[Task description]: Below are entries; tally how many lines hold the string "City" and answer with only that figure.

[Information shown]:
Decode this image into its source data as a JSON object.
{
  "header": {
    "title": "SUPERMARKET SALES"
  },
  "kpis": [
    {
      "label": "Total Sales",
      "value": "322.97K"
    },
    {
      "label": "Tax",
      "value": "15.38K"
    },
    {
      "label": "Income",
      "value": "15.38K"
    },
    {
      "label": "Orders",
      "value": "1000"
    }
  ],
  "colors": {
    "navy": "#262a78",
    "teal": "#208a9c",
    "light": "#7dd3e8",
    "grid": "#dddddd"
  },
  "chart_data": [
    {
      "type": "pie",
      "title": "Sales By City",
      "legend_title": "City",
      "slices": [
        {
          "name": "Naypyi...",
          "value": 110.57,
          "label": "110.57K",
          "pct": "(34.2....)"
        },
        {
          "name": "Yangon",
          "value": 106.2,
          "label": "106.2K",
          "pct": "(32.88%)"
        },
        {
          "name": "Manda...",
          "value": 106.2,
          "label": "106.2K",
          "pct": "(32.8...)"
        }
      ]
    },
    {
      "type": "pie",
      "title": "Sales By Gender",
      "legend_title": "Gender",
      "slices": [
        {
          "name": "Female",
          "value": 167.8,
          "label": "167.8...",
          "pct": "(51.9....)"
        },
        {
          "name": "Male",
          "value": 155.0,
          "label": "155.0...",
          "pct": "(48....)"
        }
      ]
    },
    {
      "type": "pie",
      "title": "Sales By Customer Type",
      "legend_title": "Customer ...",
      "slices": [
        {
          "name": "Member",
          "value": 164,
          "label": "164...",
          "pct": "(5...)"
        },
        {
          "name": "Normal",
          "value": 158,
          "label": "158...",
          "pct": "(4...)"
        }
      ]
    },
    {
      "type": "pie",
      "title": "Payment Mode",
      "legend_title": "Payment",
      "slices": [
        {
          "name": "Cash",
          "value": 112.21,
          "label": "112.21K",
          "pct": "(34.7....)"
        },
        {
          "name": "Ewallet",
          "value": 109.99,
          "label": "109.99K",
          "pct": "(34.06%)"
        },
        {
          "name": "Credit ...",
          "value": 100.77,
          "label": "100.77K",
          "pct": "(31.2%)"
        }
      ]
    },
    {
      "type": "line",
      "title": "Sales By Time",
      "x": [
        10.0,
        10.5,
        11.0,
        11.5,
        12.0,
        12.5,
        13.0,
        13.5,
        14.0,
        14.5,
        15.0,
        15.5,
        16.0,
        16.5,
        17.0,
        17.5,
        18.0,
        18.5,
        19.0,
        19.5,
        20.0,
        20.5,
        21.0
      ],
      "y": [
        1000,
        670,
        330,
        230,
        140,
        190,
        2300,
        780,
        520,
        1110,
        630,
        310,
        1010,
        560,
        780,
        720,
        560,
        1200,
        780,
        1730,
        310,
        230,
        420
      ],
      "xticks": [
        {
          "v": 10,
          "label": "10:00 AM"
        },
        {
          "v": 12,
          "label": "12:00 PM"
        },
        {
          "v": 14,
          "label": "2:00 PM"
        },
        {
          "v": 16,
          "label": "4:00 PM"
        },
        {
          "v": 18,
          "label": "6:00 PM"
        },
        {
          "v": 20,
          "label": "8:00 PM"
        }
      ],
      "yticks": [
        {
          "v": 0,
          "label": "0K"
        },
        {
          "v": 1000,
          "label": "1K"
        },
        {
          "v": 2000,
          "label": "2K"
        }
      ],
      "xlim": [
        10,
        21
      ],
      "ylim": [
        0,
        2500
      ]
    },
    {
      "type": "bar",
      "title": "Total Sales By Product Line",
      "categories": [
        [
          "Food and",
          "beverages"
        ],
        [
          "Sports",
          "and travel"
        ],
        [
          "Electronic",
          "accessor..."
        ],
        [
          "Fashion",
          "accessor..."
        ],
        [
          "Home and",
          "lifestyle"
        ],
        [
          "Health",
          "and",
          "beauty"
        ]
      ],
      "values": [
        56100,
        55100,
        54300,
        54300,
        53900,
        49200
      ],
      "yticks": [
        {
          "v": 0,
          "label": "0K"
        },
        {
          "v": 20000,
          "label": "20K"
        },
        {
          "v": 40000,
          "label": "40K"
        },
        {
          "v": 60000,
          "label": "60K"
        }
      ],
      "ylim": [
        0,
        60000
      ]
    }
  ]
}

[Response]: 2